_Aim_
Each line that follows is to be retyped exactly.

_Items from a data source_
□ □ □ □ □ □ □

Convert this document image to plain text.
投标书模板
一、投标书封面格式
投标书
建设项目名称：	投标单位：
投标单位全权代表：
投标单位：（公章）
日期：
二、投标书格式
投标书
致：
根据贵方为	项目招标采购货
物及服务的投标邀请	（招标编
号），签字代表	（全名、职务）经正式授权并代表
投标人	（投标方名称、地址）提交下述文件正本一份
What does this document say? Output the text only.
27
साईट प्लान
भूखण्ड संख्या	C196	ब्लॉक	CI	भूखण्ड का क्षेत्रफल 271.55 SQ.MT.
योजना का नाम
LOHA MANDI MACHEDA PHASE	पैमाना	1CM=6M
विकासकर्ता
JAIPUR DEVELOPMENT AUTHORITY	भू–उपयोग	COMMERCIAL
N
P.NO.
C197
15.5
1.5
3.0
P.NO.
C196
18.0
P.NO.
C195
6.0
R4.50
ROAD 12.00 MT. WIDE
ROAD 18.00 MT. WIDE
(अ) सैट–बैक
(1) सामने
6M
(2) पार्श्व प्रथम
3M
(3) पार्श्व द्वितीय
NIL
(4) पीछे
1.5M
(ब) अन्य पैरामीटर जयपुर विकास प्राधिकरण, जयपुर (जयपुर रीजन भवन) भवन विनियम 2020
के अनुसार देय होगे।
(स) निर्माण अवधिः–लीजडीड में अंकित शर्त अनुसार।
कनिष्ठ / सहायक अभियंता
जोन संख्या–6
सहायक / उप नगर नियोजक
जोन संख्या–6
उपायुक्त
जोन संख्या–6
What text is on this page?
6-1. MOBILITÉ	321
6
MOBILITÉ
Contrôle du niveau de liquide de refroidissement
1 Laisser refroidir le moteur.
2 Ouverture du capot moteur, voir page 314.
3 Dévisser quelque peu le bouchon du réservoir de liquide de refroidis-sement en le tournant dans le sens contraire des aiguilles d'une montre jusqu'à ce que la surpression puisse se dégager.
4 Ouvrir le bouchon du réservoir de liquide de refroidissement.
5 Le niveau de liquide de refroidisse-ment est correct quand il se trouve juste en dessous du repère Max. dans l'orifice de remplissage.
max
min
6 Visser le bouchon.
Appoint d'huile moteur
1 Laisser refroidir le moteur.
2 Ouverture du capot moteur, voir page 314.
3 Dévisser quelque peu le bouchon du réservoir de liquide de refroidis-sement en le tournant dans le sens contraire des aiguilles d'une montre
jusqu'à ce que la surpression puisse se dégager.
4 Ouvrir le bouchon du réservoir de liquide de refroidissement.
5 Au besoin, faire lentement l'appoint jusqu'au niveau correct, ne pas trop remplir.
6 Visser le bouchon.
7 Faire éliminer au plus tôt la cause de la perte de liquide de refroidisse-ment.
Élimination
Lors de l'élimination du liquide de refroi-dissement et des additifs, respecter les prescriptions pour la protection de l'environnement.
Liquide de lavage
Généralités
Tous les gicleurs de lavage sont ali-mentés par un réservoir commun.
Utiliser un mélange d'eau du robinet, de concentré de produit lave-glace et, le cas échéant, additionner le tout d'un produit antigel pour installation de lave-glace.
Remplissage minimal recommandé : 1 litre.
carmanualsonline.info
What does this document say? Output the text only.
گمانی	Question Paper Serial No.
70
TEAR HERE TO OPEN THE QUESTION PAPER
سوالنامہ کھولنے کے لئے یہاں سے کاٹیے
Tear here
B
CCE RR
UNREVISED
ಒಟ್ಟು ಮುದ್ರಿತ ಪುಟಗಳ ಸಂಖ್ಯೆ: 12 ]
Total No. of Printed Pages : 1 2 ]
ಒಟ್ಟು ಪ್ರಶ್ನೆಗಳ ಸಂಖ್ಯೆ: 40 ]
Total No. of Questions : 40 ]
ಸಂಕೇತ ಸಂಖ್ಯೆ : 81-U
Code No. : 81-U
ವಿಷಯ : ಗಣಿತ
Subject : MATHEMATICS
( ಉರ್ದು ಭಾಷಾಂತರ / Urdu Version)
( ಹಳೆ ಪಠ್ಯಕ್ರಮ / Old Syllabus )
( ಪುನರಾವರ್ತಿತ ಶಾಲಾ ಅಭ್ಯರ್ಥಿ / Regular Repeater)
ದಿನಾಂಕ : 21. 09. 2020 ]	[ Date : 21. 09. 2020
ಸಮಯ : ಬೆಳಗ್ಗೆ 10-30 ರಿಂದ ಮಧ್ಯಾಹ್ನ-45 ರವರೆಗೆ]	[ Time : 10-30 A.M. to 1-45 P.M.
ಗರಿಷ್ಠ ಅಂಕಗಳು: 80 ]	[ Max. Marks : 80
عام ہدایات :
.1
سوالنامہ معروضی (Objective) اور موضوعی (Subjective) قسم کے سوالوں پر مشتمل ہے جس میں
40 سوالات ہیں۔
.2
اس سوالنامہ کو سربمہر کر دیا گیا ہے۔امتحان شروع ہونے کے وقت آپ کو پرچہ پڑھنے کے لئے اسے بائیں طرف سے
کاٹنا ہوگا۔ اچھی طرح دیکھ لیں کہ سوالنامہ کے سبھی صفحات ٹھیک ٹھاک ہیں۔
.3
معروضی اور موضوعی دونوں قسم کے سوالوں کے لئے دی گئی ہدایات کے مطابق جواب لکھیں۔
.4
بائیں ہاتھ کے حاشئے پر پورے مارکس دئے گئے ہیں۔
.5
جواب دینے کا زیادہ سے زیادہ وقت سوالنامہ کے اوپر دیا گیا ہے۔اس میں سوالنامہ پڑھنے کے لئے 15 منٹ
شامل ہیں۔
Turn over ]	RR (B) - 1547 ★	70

□ □ □ □ □ □ □

_Exercise result_
Convert this document image to plain text.
投标书模板
一、投标书封面格式
投标书
建设项目名称：	投标单位：
投标单位全权代表：
投标单位：（公章）
日期：
二、投标书格式
投标书
致：
根据贵方为	项目招标采购货
物及服务的投标邀请	（招标编
号），签字代表	（全名、职务）经正式授权并代表
投标人	（投标方名称、地址）提交下述文件正本一份
What does this document say? Output the text only.
27
साईट प्लान
भूखण्ड संख्या	C196	ब्लॉक	CI	भूखण्ड का क्षेत्रफल 271.55 SQ.MT.
योजना का नाम
LOHA MANDI MACHEDA PHASE	पैमाना	1CM=6M
विकासकर्ता
JAIPUR DEVELOPMENT AUTHORITY	भू–उपयोग	COMMERCIAL
N
P.NO.
C197
15.5
1.5
3.0
P.NO.
C196
18.0
P.NO.
C195
6.0
R4.50
ROAD 12.00 MT. WIDE
ROAD 18.00 MT. WIDE
(अ) सैट–बैक
(1) सामने
6M
(2) पार्श्व प्रथम
3M
(3) पार्श्व द्वितीय
NIL
(4) पीछे
1.5M
(ब) अन्य पैरामीटर जयपुर विकास प्राधिकरण, जयपुर (जयपुर रीजन भवन) भवन विनियम 2020
के अनुसार देय होगे।
(स) निर्माण अवधिः–लीजडीड में अंकित शर्त अनुसार।
कनिष्ठ / सहायक अभियंता
जोन संख्या–6
सहायक / उप नगर नियोजक
जोन संख्या–6
उपायुक्त
जोन संख्या–6
What text is on this page?
6-1. MOBILITÉ	321
6
MOBILITÉ
Contrôle du niveau de liquide de refroidissement
1 Laisser refroidir le moteur.
2 Ouverture du capot moteur, voir page 314.
3 Dévisser quelque peu le bouchon du réservoir de liquide de refroidis-sement en le tournant dans le sens contraire des aiguilles d'une montre jusqu'à ce que la surpression puisse se dégager.
4 Ouvrir le bouchon du réservoir de liquide de refroidissement.
5 Le niveau de liquide de refroidisse-ment est correct quand il se trouve juste en dessous du repère Max. dans l'orifice de remplissage.
max
min
6 Visser le bouchon.
Appoint d'huile moteur
1 Laisser refroidir le moteur.
2 Ouverture du capot moteur, voir page 314.
3 Dévisser quelque peu le bouchon du réservoir de liquide de refroidis-sement en le tournant dans le sens contraire des aiguilles d'une montre
jusqu'à ce que la surpression puisse se dégager.
4 Ouvrir le bouchon du réservoir de liquide de refroidissement.
5 Au besoin, faire lentement l'appoint jusqu'au niveau correct, ne pas trop remplir.
6 Visser le bouchon.
7 Faire éliminer au plus tôt la cause de la perte de liquide de refroidisse-ment.
Élimination
Lors de l'élimination du liquide de refroi-dissement et des additifs, respecter les prescriptions pour la protection de l'environnement.
Liquide de lavage
Généralités
Tous les gicleurs de lavage sont ali-mentés par un réservoir commun.
Utiliser un mélange d'eau du robinet, de concentré de produit lave-glace et, le cas échéant, additionner le tout d'un produit antigel pour installation de lave-glace.
Remplissage minimal recommandé : 1 litre.
carmanualsonline.info
What does this document say? Output the text only.
گمانی	Question Paper Serial No.
70
TEAR HERE TO OPEN THE QUESTION PAPER
سوالنامہ کھولنے کے لئے یہاں سے کاٹیے
Tear here
B
CCE RR
UNREVISED
ಒಟ್ಟು ಮುದ್ರಿತ ಪುಟಗಳ ಸಂಖ್ಯೆ: 12 ]
Total No. of Printed Pages : 1 2 ]
ಒಟ್ಟು ಪ್ರಶ್ನೆಗಳ ಸಂಖ್ಯೆ: 40 ]
Total No. of Questions : 40 ]
ಸಂಕೇತ ಸಂಖ್ಯೆ : 81-U
Code No. : 81-U
ವಿಷಯ : ಗಣಿತ
Subject : MATHEMATICS
( ಉರ್ದು ಭಾಷಾಂತರ / Urdu Version)
( ಹಳೆ ಪಠ್ಯಕ್ರಮ / Old Syllabus )
( ಪುನರಾವರ್ತಿತ ಶಾಲಾ ಅಭ್ಯರ್ಥಿ / Regular Repeater)
ದಿನಾಂಕ : 21. 09. 2020 ]	[ Date : 21. 09. 2020
ಸಮಯ : ಬೆಳಗ್ಗೆ 10-30 ರಿಂದ ಮಧ್ಯಾಹ್ನ-45 ರವರೆಗೆ]	[ Time : 10-30 A.M. to 1-45 P.M.
ಗರಿಷ್ಠ ಅಂಕಗಳು: 80 ]	[ Max. Marks : 80
عام ہدایات :
.1
سوالنامہ معروضی (Objective) اور موضوعی (Subjective) قسم کے سوالوں پر مشتمل ہے جس میں
40 سوالات ہیں۔
.2
اس سوالنامہ کو سربمہر کر دیا گیا ہے۔امتحان شروع ہونے کے وقت آپ کو پرچہ پڑھنے کے لئے اسے بائیں طرف سے
کاٹنا ہوگا۔ اچھی طرح دیکھ لیں کہ سوالنامہ کے سبھی صفحات ٹھیک ٹھاک ہیں۔
.3
معروضی اور موضوعی دونوں قسم کے سوالوں کے لئے دی گئی ہدایات کے مطابق جواب لکھیں۔
.4
بائیں ہاتھ کے حاشئے پر پورے مارکس دئے گئے ہیں۔
.5
جواب دینے کا زیادہ سے زیادہ وقت سوالنامہ کے اوپر دیا گیا ہے۔اس میں سوالنامہ پڑھنے کے لئے 15 منٹ
شامل ہیں۔
Turn over ]	RR (B) - 1547 ★	70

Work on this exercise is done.